Provided entries>
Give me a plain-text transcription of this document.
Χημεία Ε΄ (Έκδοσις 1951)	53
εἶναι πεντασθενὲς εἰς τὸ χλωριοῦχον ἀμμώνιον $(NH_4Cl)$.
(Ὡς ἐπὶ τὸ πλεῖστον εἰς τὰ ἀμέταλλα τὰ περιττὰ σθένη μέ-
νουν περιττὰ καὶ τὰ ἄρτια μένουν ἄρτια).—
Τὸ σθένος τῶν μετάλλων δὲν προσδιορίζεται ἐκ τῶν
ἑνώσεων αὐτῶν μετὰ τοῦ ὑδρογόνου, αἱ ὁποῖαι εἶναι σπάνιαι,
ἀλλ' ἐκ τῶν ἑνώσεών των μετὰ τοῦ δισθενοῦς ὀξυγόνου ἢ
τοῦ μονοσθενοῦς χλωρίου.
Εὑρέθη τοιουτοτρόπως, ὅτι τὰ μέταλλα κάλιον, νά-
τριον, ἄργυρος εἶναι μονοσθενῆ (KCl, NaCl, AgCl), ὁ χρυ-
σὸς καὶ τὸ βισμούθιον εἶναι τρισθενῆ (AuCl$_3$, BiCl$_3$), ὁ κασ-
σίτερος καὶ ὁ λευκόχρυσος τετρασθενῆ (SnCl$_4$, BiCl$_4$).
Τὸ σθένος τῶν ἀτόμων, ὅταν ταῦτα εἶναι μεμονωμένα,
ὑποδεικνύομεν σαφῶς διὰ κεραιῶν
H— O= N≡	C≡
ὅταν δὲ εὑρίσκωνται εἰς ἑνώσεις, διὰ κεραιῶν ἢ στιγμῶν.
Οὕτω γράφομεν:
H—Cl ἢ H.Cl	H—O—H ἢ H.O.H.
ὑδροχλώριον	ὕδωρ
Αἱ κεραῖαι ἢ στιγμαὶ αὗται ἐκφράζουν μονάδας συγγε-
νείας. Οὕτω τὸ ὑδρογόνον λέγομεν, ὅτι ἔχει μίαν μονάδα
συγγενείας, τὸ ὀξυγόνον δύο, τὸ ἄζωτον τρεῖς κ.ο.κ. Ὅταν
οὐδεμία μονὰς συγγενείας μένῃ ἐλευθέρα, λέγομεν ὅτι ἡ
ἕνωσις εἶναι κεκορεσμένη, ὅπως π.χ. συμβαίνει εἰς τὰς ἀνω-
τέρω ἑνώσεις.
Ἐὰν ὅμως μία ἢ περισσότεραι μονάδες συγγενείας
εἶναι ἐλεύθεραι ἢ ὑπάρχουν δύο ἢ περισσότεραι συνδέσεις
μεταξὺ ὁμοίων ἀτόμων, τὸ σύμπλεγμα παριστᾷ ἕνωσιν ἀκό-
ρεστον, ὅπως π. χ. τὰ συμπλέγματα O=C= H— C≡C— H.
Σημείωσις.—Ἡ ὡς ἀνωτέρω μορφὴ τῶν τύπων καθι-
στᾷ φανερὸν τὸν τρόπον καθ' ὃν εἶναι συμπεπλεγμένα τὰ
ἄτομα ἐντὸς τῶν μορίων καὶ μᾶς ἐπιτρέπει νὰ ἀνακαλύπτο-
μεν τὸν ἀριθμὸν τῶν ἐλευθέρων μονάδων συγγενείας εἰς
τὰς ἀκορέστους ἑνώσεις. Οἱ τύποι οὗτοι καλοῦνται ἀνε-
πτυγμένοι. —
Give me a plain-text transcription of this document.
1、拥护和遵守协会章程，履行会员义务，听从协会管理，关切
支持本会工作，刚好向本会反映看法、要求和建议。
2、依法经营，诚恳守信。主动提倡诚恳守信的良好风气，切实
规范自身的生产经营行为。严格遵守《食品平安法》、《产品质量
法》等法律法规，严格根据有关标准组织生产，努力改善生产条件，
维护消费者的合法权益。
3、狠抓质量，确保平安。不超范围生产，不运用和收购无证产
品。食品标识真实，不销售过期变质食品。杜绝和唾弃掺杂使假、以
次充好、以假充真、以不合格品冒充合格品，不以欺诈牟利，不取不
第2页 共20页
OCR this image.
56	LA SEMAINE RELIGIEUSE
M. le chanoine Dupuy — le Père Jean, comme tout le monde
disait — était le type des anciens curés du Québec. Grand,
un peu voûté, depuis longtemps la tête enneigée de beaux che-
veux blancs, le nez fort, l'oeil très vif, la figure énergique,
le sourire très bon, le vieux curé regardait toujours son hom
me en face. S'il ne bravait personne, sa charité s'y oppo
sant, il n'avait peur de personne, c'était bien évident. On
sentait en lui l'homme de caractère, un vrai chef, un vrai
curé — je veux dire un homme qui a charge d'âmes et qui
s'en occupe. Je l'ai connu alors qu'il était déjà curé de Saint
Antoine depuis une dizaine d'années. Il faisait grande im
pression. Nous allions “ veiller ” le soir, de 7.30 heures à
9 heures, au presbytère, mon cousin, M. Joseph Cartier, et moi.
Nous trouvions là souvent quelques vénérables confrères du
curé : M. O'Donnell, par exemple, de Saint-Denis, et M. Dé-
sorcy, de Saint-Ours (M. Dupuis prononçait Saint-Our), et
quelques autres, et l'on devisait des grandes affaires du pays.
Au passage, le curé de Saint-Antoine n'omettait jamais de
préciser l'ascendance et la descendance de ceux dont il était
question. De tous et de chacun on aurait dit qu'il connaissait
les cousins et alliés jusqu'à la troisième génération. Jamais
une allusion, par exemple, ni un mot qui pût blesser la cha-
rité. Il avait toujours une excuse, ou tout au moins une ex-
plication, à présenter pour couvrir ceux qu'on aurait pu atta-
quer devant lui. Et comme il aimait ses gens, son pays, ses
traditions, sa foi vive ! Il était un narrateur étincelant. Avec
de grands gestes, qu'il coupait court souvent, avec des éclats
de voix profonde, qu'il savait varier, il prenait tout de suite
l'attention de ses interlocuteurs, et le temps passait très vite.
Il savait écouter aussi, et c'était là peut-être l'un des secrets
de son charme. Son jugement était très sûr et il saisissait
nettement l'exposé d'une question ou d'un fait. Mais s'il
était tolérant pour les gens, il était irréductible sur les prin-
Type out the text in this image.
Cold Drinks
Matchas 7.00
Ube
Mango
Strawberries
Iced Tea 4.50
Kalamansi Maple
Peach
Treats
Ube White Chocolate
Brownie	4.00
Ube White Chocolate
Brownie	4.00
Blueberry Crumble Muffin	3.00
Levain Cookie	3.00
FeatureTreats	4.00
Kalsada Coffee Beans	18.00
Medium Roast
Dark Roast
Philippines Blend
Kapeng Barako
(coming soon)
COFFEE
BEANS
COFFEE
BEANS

Written instruction> Write the data from above out again, exactly.

Answer to this exercise>
Give me a plain-text transcription of this document.
Χημεία Ε΄ (Έκδοσις 1951)	53
εἶναι πεντασθενὲς εἰς τὸ χλωριοῦχον ἀμμώνιον $(NH_4Cl)$.
(Ὡς ἐπὶ τὸ πλεῖστον εἰς τὰ ἀμέταλλα τὰ περιττὰ σθένη μέ-
νουν περιττὰ καὶ τὰ ἄρτια μένουν ἄρτια).—
Τὸ σθένος τῶν μετάλλων δὲν προσδιορίζεται ἐκ τῶν
ἑνώσεων αὐτῶν μετὰ τοῦ ὑδρογόνου, αἱ ὁποῖαι εἶναι σπάνιαι,
ἀλλ' ἐκ τῶν ἑνώσεών των μετὰ τοῦ δισθενοῦς ὀξυγόνου ἢ
τοῦ μονοσθενοῦς χλωρίου.
Εὑρέθη τοιουτοτρόπως, ὅτι τὰ μέταλλα κάλιον, νά-
τριον, ἄργυρος εἶναι μονοσθενῆ (KCl, NaCl, AgCl), ὁ χρυ-
σὸς καὶ τὸ βισμούθιον εἶναι τρισθενῆ (AuCl$_3$, BiCl$_3$), ὁ κασ-
σίτερος καὶ ὁ λευκόχρυσος τετρασθενῆ (SnCl$_4$, BiCl$_4$).
Τὸ σθένος τῶν ἀτόμων, ὅταν ταῦτα εἶναι μεμονωμένα,
ὑποδεικνύομεν σαφῶς διὰ κεραιῶν
H— O= N≡	C≡
ὅταν δὲ εὑρίσκωνται εἰς ἑνώσεις, διὰ κεραιῶν ἢ στιγμῶν.
Οὕτω γράφομεν:
H—Cl ἢ H.Cl	H—O—H ἢ H.O.H.
ὑδροχλώριον	ὕδωρ
Αἱ κεραῖαι ἢ στιγμαὶ αὗται ἐκφράζουν μονάδας συγγε-
νείας. Οὕτω τὸ ὑδρογόνον λέγομεν, ὅτι ἔχει μίαν μονάδα
συγγενείας, τὸ ὀξυγόνον δύο, τὸ ἄζωτον τρεῖς κ.ο.κ. Ὅταν
οὐδεμία μονὰς συγγενείας μένῃ ἐλευθέρα, λέγομεν ὅτι ἡ
ἕνωσις εἶναι κεκορεσμένη, ὅπως π.χ. συμβαίνει εἰς τὰς ἀνω-
τέρω ἑνώσεις.
Ἐὰν ὅμως μία ἢ περισσότεραι μονάδες συγγενείας
εἶναι ἐλεύθεραι ἢ ὑπάρχουν δύο ἢ περισσότεραι συνδέσεις
μεταξὺ ὁμοίων ἀτόμων, τὸ σύμπλεγμα παριστᾷ ἕνωσιν ἀκό-
ρεστον, ὅπως π. χ. τὰ συμπλέγματα O=C= H— C≡C— H.
Σημείωσις.—Ἡ ὡς ἀνωτέρω μορφὴ τῶν τύπων καθι-
στᾷ φανερὸν τὸν τρόπον καθ' ὃν εἶναι συμπεπλεγμένα τὰ
ἄτομα ἐντὸς τῶν μορίων καὶ μᾶς ἐπιτρέπει νὰ ἀνακαλύπτο-
μεν τὸν ἀριθμὸν τῶν ἐλευθέρων μονάδων συγγενείας εἰς
τὰς ἀκορέστους ἑνώσεις. Οἱ τύποι οὗτοι καλοῦνται ἀνε-
πτυγμένοι. —
Give me a plain-text transcription of this document.
1、拥护和遵守协会章程，履行会员义务，听从协会管理，关切
支持本会工作，刚好向本会反映看法、要求和建议。
2、依法经营，诚恳守信。主动提倡诚恳守信的良好风气，切实
规范自身的生产经营行为。严格遵守《食品平安法》、《产品质量
法》等法律法规，严格根据有关标准组织生产，努力改善生产条件，
维护消费者的合法权益。
3、狠抓质量，确保平安。不超范围生产，不运用和收购无证产
品。食品标识真实，不销售过期变质食品。杜绝和唾弃掺杂使假、以
次充好、以假充真、以不合格品冒充合格品，不以欺诈牟利，不取不
第2页 共20页
OCR this image.
56	LA SEMAINE RELIGIEUSE
M. le chanoine Dupuy — le Père Jean, comme tout le monde
disait — était le type des anciens curés du Québec. Grand,
un peu voûté, depuis longtemps la tête enneigée de beaux che-
veux blancs, le nez fort, l'oeil très vif, la figure énergique,
le sourire très bon, le vieux curé regardait toujours son hom
me en face. S'il ne bravait personne, sa charité s'y oppo
sant, il n'avait peur de personne, c'était bien évident. On
sentait en lui l'homme de caractère, un vrai chef, un vrai
curé — je veux dire un homme qui a charge d'âmes et qui
s'en occupe. Je l'ai connu alors qu'il était déjà curé de Saint
Antoine depuis une dizaine d'années. Il faisait grande im
pression. Nous allions “ veiller ” le soir, de 7.30 heures à
9 heures, au presbytère, mon cousin, M. Joseph Cartier, et moi.
Nous trouvions là souvent quelques vénérables confrères du
curé : M. O'Donnell, par exemple, de Saint-Denis, et M. Dé-
sorcy, de Saint-Ours (M. Dupuis prononçait Saint-Our), et
quelques autres, et l'on devisait des grandes affaires du pays.
Au passage, le curé de Saint-Antoine n'omettait jamais de
préciser l'ascendance et la descendance de ceux dont il était
question. De tous et de chacun on aurait dit qu'il connaissait
les cousins et alliés jusqu'à la troisième génération. Jamais
une allusion, par exemple, ni un mot qui pût blesser la cha-
rité. Il avait toujours une excuse, ou tout au moins une ex-
plication, à présenter pour couvrir ceux qu'on aurait pu atta-
quer devant lui. Et comme il aimait ses gens, son pays, ses
traditions, sa foi vive ! Il était un narrateur étincelant. Avec
de grands gestes, qu'il coupait court souvent, avec des éclats
de voix profonde, qu'il savait varier, il prenait tout de suite
l'attention de ses interlocuteurs, et le temps passait très vite.
Il savait écouter aussi, et c'était là peut-être l'un des secrets
de son charme. Son jugement était très sûr et il saisissait
nettement l'exposé d'une question ou d'un fait. Mais s'il
était tolérant pour les gens, il était irréductible sur les prin-
Type out the text in this image.
Cold Drinks
Matchas 7.00
Ube
Mango
Strawberries
Iced Tea 4.50
Kalamansi Maple
Peach
Treats
Ube White Chocolate
Brownie	4.00
Ube White Chocolate
Brownie	4.00
Blueberry Crumble Muffin	3.00
Levain Cookie	3.00
FeatureTreats	4.00
Kalsada Coffee Beans	18.00
Medium Roast
Dark Roast
Philippines Blend
Kapeng Barako
(coming soon)
COFFEE
BEANS
COFFEE
BEANS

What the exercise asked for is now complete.